══ Exercise materials

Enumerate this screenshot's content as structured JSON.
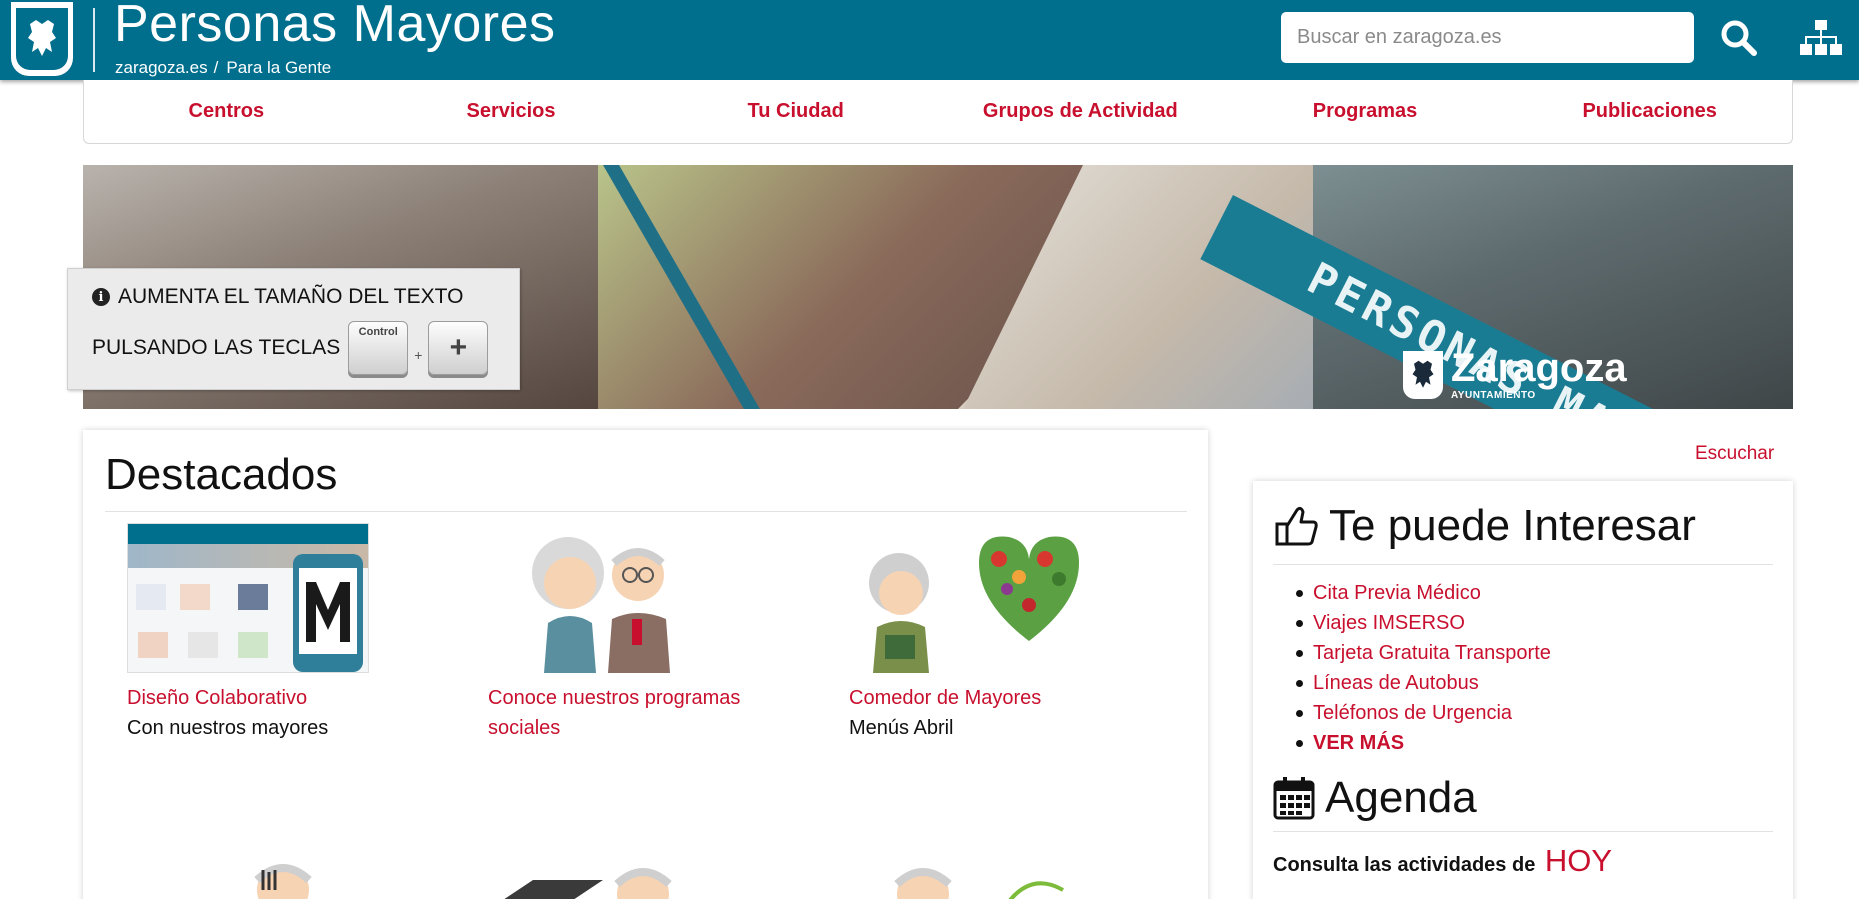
{
  "header": {
    "title": "Personas Mayores",
    "breadcrumb": [
      "zaragoza.es",
      "Para la Gente"
    ],
    "breadcrumb_sep": "/",
    "search_placeholder": "Buscar en zaragoza.es",
    "brand_color": "#006f8d",
    "icons": {
      "logo": "zaragoza-lion-shield-icon",
      "search": "search-icon",
      "sitemap": "sitemap-icon"
    }
  },
  "nav": {
    "items": [
      {
        "label": "Centros"
      },
      {
        "label": "Servicios"
      },
      {
        "label": "Tu Ciudad"
      },
      {
        "label": "Grupos de Actividad"
      },
      {
        "label": "Programas"
      },
      {
        "label": "Publicaciones"
      }
    ],
    "color": "#c8102e"
  },
  "banner": {
    "ribbon_text": "PERSONAS MAYORES",
    "brand_name": "Zaragoza",
    "brand_sub": "AYUNTAMIENTO"
  },
  "hint": {
    "line1": "AUMENTA EL TAMAÑO DEL TEXTO",
    "line2": "PULSANDO LAS TECLAS",
    "key_ctrl": "Control",
    "plus_sign": "+",
    "key_plus": "+"
  },
  "listen": "Escuchar",
  "destacados": {
    "title": "Destacados",
    "items": [
      {
        "link": "Diseño Colaborativo",
        "desc": "Con nuestros mayores",
        "thumb": "website-preview-m-logo"
      },
      {
        "link": "Conoce nuestros programas sociales",
        "desc": "",
        "thumb": "elderly-couple-illustration"
      },
      {
        "link": "Comedor de Mayores",
        "desc": "Menús Abril",
        "thumb": "grandmother-vegetable-heart-illustration"
      }
    ]
  },
  "sidebar": {
    "interest_title": "Te puede Interesar",
    "interest_items": [
      {
        "label": "Cita Previa Médico"
      },
      {
        "label": "Viajes IMSERSO"
      },
      {
        "label": "Tarjeta Gratuita Transporte"
      },
      {
        "label": "Líneas de Autobus"
      },
      {
        "label": "Teléfonos de Urgencia"
      },
      {
        "label": "VER MÁS"
      }
    ],
    "agenda_title": "Agenda",
    "consulta_text": "Consulta las actividades de",
    "consulta_hoy": "HOY"
  }
}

════

# Exercise directions
Quote the data exactly, leaving every image out of the copy.

# Exercise result
Enumerate this screenshot's content as structured JSON.
{
  "header": {
    "title": "Personas Mayores",
    "breadcrumb": [
      "zaragoza.es",
      "Para la Gente"
    ],
    "breadcrumb_sep": "/",
    "search_placeholder": "Buscar en zaragoza.es",
    "brand_color": "#006f8d",
    "icons": {
      "logo": "zaragoza-lion-shield-icon",
      "search": "search-icon",
      "sitemap": "sitemap-icon"
    }
  },
  "nav": {
    "items": [
      {
        "label": "Centros"
      },
      {
        "label": "Servicios"
      },
      {
        "label": "Tu Ciudad"
      },
      {
        "label": "Grupos de Actividad"
      },
      {
        "label": "Programas"
      },
      {
        "label": "Publicaciones"
      }
    ],
    "color": "#c8102e"
  },
  "banner": {
    "ribbon_text": "PERSONAS MAYORES",
    "brand_name": "Zaragoza",
    "brand_sub": "AYUNTAMIENTO"
  },
  "hint": {
    "line1": "AUMENTA EL TAMAÑO DEL TEXTO",
    "line2": "PULSANDO LAS TECLAS",
    "key_ctrl": "Control",
    "plus_sign": "+",
    "key_plus": "+"
  },
  "listen": "Escuchar",
  "destacados": {
    "title": "Destacados",
    "items": [
      {
        "link": "Diseño Colaborativo",
        "desc": "Con nuestros mayores",
        "thumb": "website-preview-m-logo"
      },
      {
        "link": "Conoce nuestros programas sociales",
        "desc": "",
        "thumb": "elderly-couple-illustration"
      },
      {
        "link": "Comedor de Mayores",
        "desc": "Menús Abril",
        "thumb": "grandmother-vegetable-heart-illustration"
      }
    ]
  },
  "sidebar": {
    "interest_title": "Te puede Interesar",
    "interest_items": [
      {
        "label": "Cita Previa Médico"
      },
      {
        "label": "Viajes IMSERSO"
      },
      {
        "label": "Tarjeta Gratuita Transporte"
      },
      {
        "label": "Líneas de Autobus"
      },
      {
        "label": "Teléfonos de Urgencia"
      },
      {
        "label": "VER MÁS"
      }
    ],
    "agenda_title": "Agenda",
    "consulta_text": "Consulta las actividades de",
    "consulta_hoy": "HOY"
  }
}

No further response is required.